__CHALLENGE__: For the records below, give the count of lines holding the word "Query" and nothing more.

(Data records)

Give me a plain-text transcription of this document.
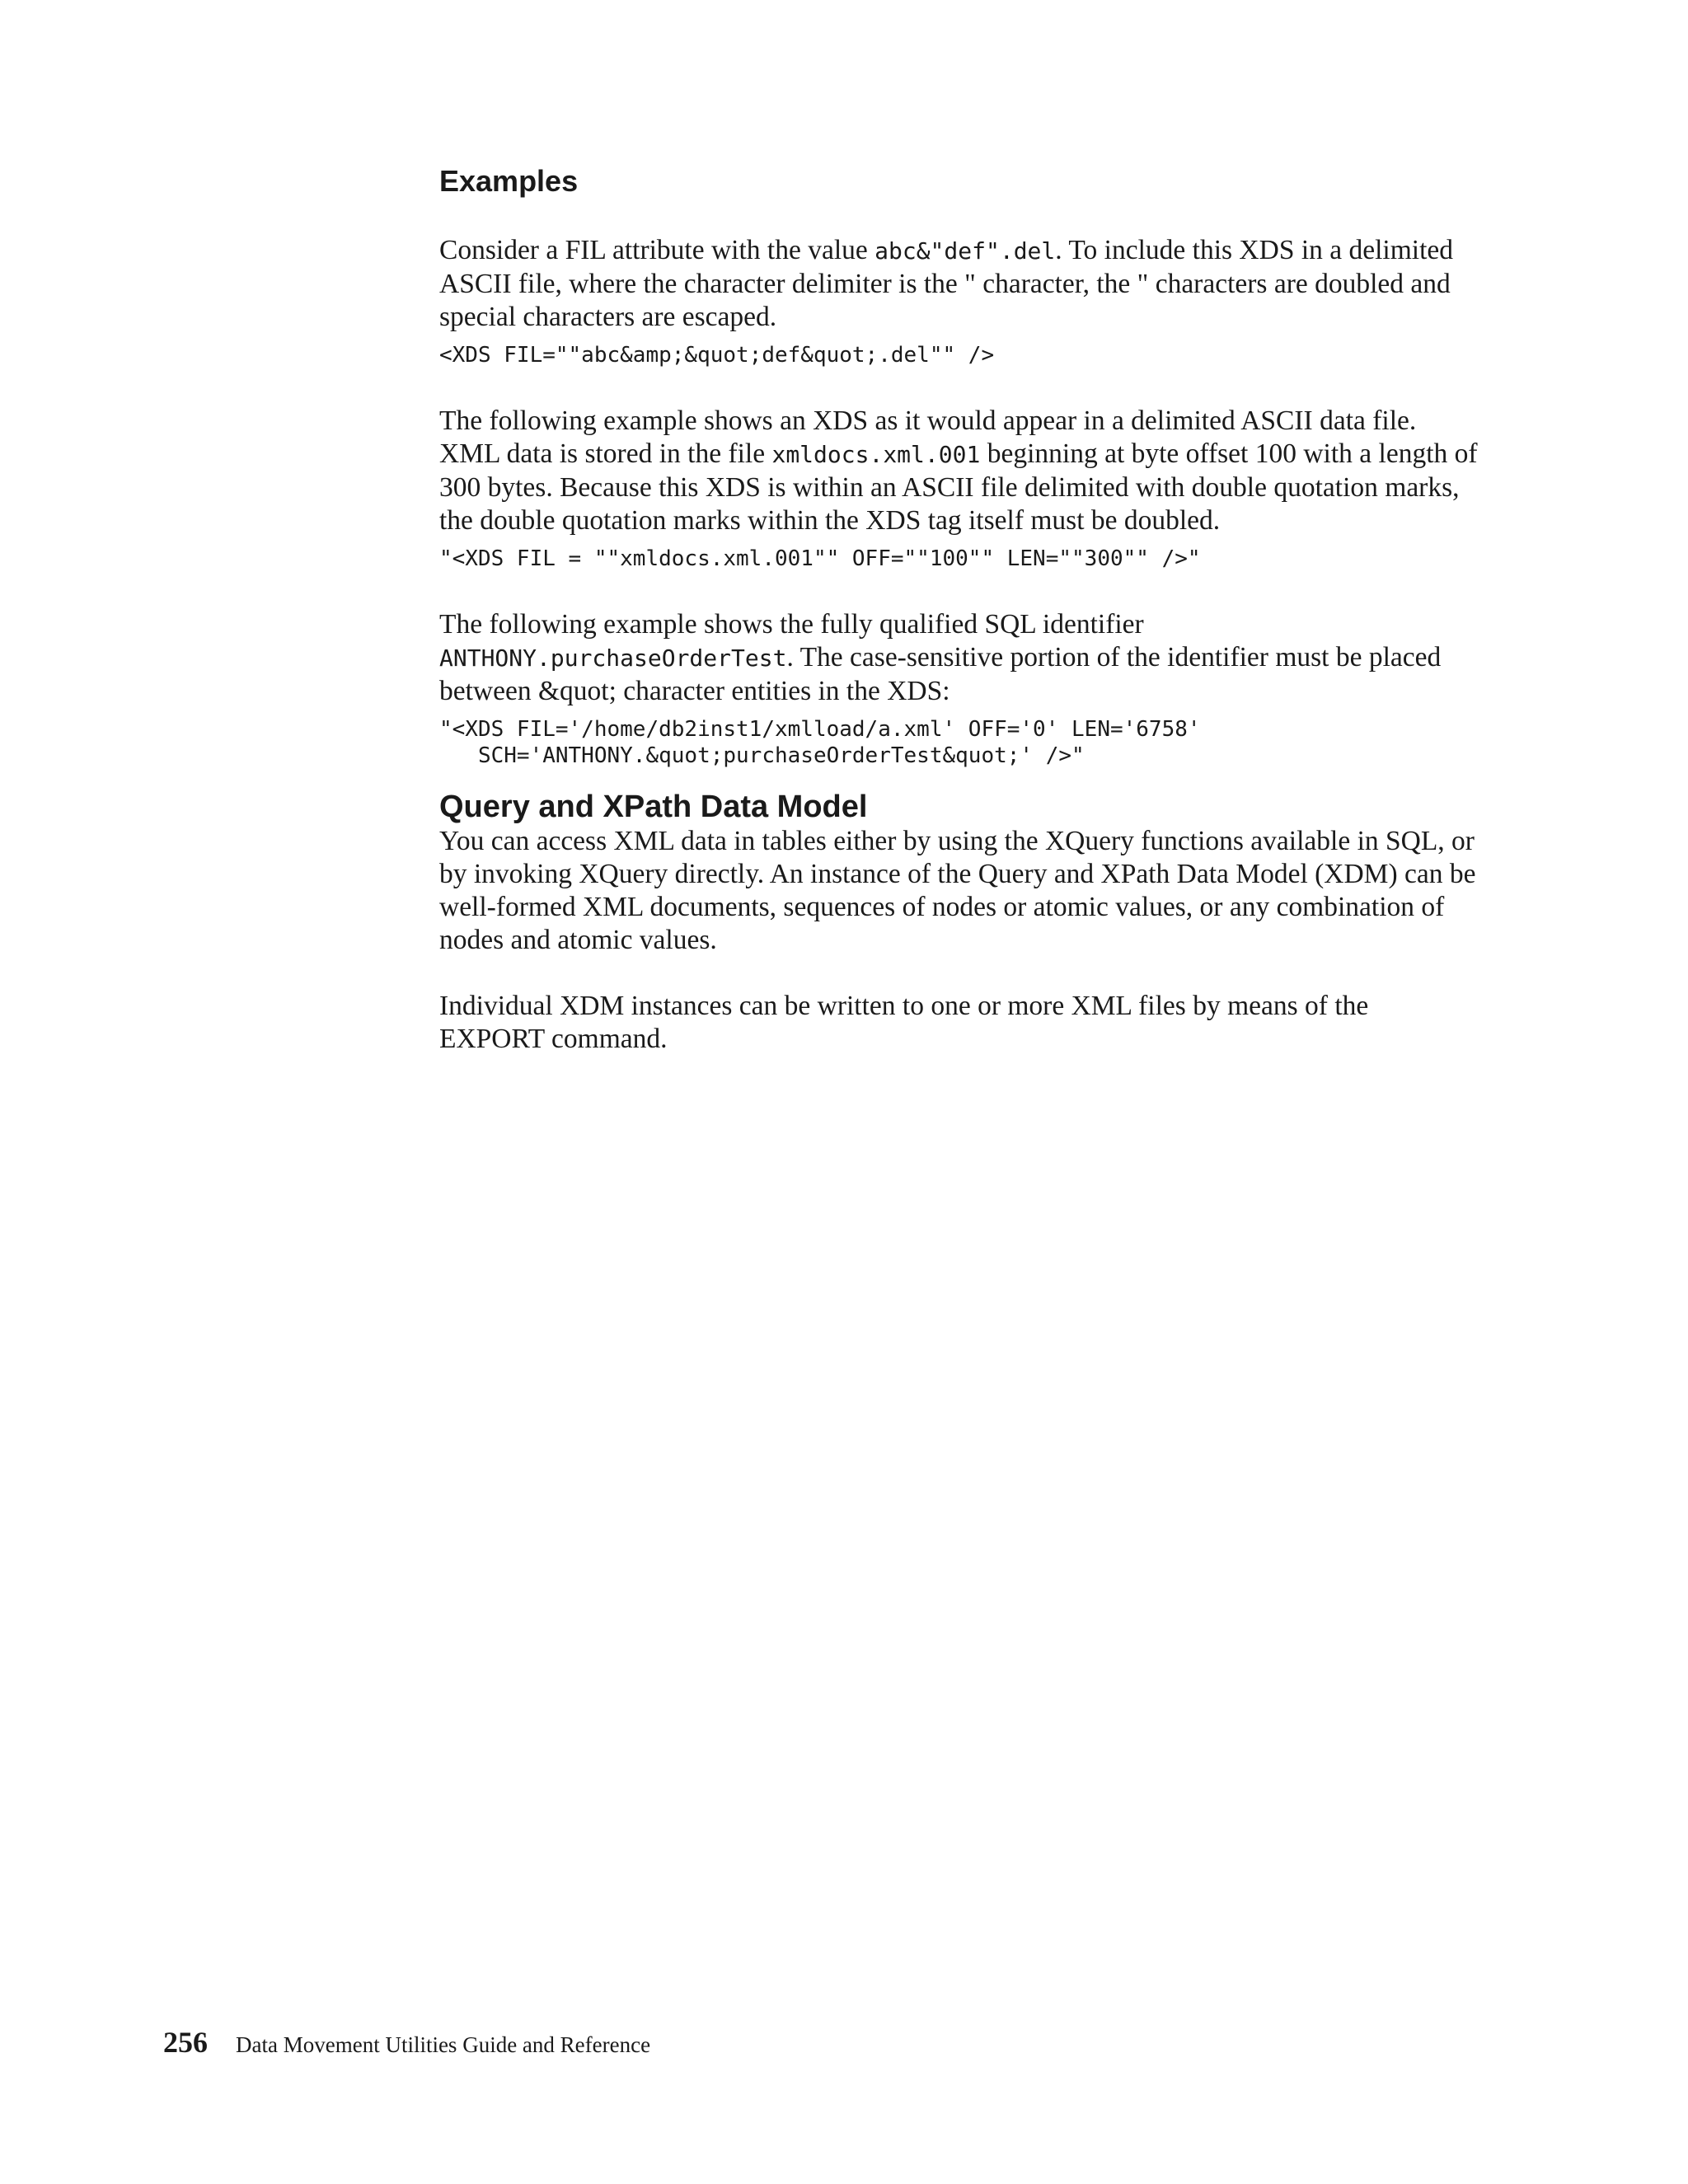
Examples

Consider a FIL attribute with the value abc&"def".del. To include this XDS in a delimited ASCII file, where the character delimiter is the " character, the " characters are doubled and special characters are escaped.

<XDS FIL=""abc&amp;&quot;def&quot;.del"" />

The following example shows an XDS as it would appear in a delimited ASCII data file. XML data is stored in the file xmldocs.xml.001 beginning at byte offset 100 with a length of 300 bytes. Because this XDS is within an ASCII file delimited with double quotation marks, the double quotation marks within the XDS tag itself must be doubled.

"<XDS FIL = ""xmldocs.xml.001"" OFF=""100"" LEN=""300"" />"

The following example shows the fully qualified SQL identifier ANTHONY.purchaseOrderTest. The case-sensitive portion of the identifier must be placed between &quot; character entities in the XDS:

"<XDS FIL='/home/db2inst1/xmlload/a.xml' OFF='0' LEN='6758'
SCH='ANTHONY.&quot;purchaseOrderTest&quot;' />"
Query and XPath Data Model

You can access XML data in tables either by using the XQuery functions available in SQL, or by invoking XQuery directly. An instance of the Query and XPath Data Model (XDM) can be well-formed XML documents, sequences of nodes or atomic values, or any combination of nodes and atomic values.

Individual XDM instances can be written to one or more XML files by means of the EXPORT command.

256 Data Movement Utilities Guide and Reference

__FULL SOLUTION__: 2